Written instruction: Each record below must be returned exactly as shown.

Collected data

— start —

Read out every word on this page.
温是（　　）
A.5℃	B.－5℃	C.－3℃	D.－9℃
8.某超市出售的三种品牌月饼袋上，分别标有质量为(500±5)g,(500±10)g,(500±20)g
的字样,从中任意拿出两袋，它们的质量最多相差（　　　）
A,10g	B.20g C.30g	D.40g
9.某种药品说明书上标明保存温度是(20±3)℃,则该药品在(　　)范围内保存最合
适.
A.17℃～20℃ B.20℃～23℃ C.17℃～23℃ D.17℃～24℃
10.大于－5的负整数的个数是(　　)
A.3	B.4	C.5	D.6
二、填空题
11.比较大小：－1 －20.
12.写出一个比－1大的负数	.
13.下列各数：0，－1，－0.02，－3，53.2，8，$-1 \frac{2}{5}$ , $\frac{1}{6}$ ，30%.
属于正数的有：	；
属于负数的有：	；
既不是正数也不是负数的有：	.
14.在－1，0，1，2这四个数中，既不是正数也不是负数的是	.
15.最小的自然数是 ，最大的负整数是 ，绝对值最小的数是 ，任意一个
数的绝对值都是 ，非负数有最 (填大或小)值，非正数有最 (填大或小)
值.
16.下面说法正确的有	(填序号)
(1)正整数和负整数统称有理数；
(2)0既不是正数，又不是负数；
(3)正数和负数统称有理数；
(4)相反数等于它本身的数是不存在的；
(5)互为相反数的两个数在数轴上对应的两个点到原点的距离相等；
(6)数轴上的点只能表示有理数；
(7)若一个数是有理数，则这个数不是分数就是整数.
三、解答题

— end —

Worked solution:
Read out every word on this page.
温是（　　）
A.5℃	B.－5℃	C.－3℃	D.－9℃
8.某超市出售的三种品牌月饼袋上，分别标有质量为(500±5)g,(500±10)g,(500±20)g
的字样,从中任意拿出两袋，它们的质量最多相差（　　　）
A,10g	B.20g C.30g	D.40g
9.某种药品说明书上标明保存温度是(20±3)℃,则该药品在(　　)范围内保存最合
适.
A.17℃～20℃ B.20℃～23℃ C.17℃～23℃ D.17℃～24℃
10.大于－5的负整数的个数是(　　)
A.3	B.4	C.5	D.6
二、填空题
11.比较大小：－1 －20.
12.写出一个比－1大的负数	.
13.下列各数：0，－1，－0.02，－3，53.2，8，$-1 \frac{2}{5}$ , $\frac{1}{6}$ ，30%.
属于正数的有：	；
属于负数的有：	；
既不是正数也不是负数的有：	.
14.在－1，0，1，2这四个数中，既不是正数也不是负数的是	.
15.最小的自然数是 ，最大的负整数是 ，绝对值最小的数是 ，任意一个
数的绝对值都是 ，非负数有最 (填大或小)值，非正数有最 (填大或小)
值.
16.下面说法正确的有	(填序号)
(1)正整数和负整数统称有理数；
(2)0既不是正数，又不是负数；
(3)正数和负数统称有理数；
(4)相反数等于它本身的数是不存在的；
(5)互为相反数的两个数在数轴上对应的两个点到原点的距离相等；
(6)数轴上的点只能表示有理数；
(7)若一个数是有理数，则这个数不是分数就是整数.
三、解答题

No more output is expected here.